- PROBLEMS TO SOLVE
[a] Rewrite the article on counting mass shootings starting at "In the wake" and ending at "on the rise?", swapping "headline" for "title".
[b] In the article on counting mass shootings, how many mass shootings in 2017 does Mass Shooting Tracker catalog?
[c] What comes next in the article on counting mass shootings? Write the continuation, starting right after its final sentence.

- SELECTED EXCERPT
In the wake of the church shooting in Sutherland Texas, the Huffington Post ran the headline, “Mass Shootings in America are Becoming More Common – and More Deadly.” This seems to be the national sentiment, but are public mass shootings truly on the rise?
There is no consistent standard for defining mass shootings. This is why Gun Violence Archive identifies the Las Vegas shooting as the 273rd mass shooting in 2017 while Mother Jones lists it as only the seventh such incident.[1] Gun Violence Archive “uses a purely statistical threshold to define mass shootings based ONLY on the numeric value of 4 or more shot or killed, not including the shooter”,[2] while Mother Jones defines a mass shooting as “a single attack in a public place in which four or more victims were killed.”[3] In other words, if an attacker shoots and kills three people without injuring anyone else, Gun Violence Archive does not label the incident a mass shooting. If, however, an attacker injures four people, the bullets only grazing them, and nobody dies, the attack is labeled a mass shooting. Also, Gun Violence Archive is not concerned whether the attack occurred in public, whereas Mother Jones only focuses on public shootings. As such, data from Gun Violence Archive includes hundreds of incidents which fall significantly short of what the public envisions by the label “mass shootings.”[4]
This is why Mother Jones catalogs 33 mass shootings since the beginning of 2013, while crowd-sourced databases such as Mass Shooting Tracker catalogs 1,903 such incidents as of November 15, 2017.[5][6] Likewise, Mother Jones catalogs seven mass shootings in 2017, while Mass Shooting Tracker catalogs 391 over the same period.[7][8] (Mother Jones uses the classification standards used by the FBI and most criminologists dating back to at least 2005, until President Barak Obama lowered the baseline to three or more victims in 2013.)[9] The higher statistics are often a result of conflating public mass shootings with broader classifications, such as active shooter incidents or any crime—public or private—involving four or more gun-related injuries and/or deaths.

- INFORMATION SUPPLIED
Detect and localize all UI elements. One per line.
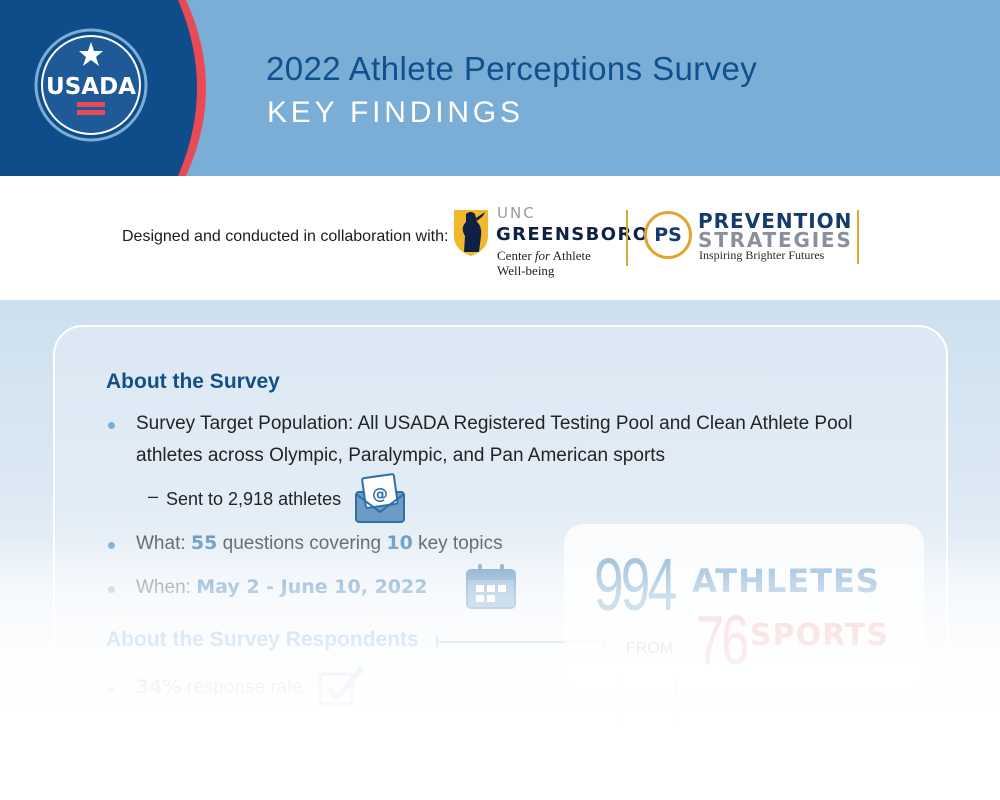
--
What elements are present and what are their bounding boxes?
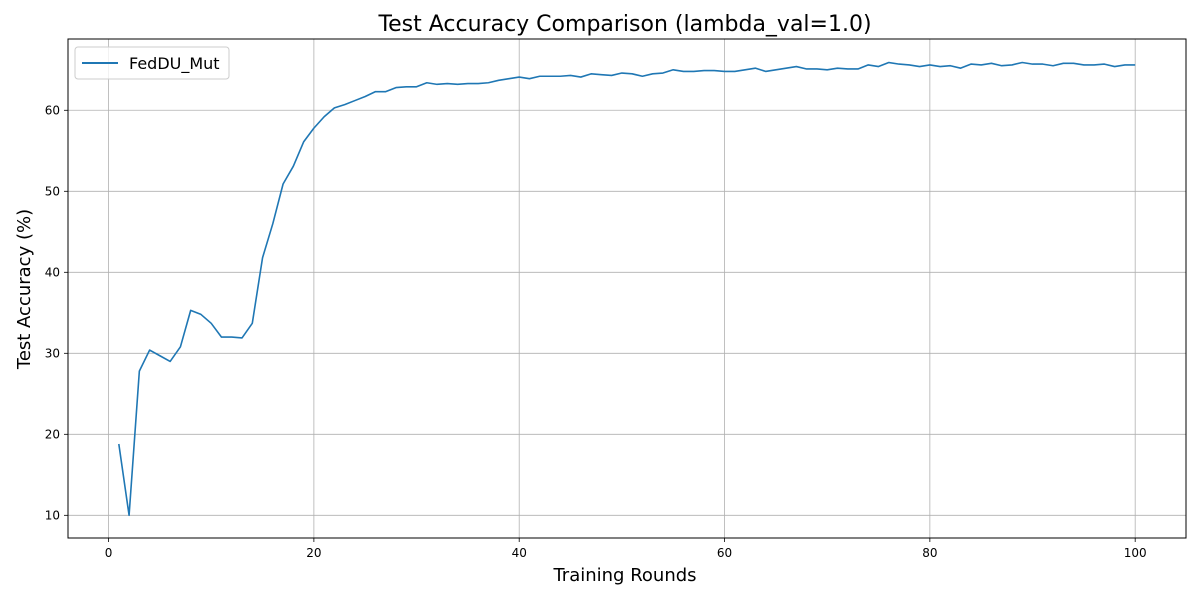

- FINAL ANSWERS
[a]
In the wake of the church shooting in Sutherland Texas, the Huffington Post ran the title, “Mass Shootings in America are Becoming More Common – and More Deadly.” This seems to be the national sentiment, but are public mass shootings truly on the rise?

[b] 391

[c]
While every public mass shooting is a tragedy, statistically, the difference between the years, going back to 1982, is negligible. Mother Jones notes that there has been some increase in frequency since 2011. From 1982 to 2011, public mass shootings occurred every 200 days on average. Since late 2011, they have occurred every 64 days on average.[10] When adjusted for population growth, however, the rates are mostly consistent over this same period of time. Grant Duwe, author of Mass Murder in the United States: A History and research director for the Minnesota Department of Corrections, writes:[11]
A mass public shooting, as I’ve defined it in my research, is any incident in which four or more victims are killed with a firearm within a 24-hour period at a public location in the absence of other criminal activity (robberies, drug deals, gang “turf wars”), military conflict or collective violence. For instance, last year’s mass murder at the Pulse nightclub in Orlando would qualify, but the 1890 massacre at Wounded Knee would not, nor would a familicide in a private home, nor a shootout between rival gangs.
Within these boundaries, there have been 140 mass public shootings in the United States since 1976 (the rest have been mostly familicides and felony-related massacres), which amounts to an average of a little more than three per year.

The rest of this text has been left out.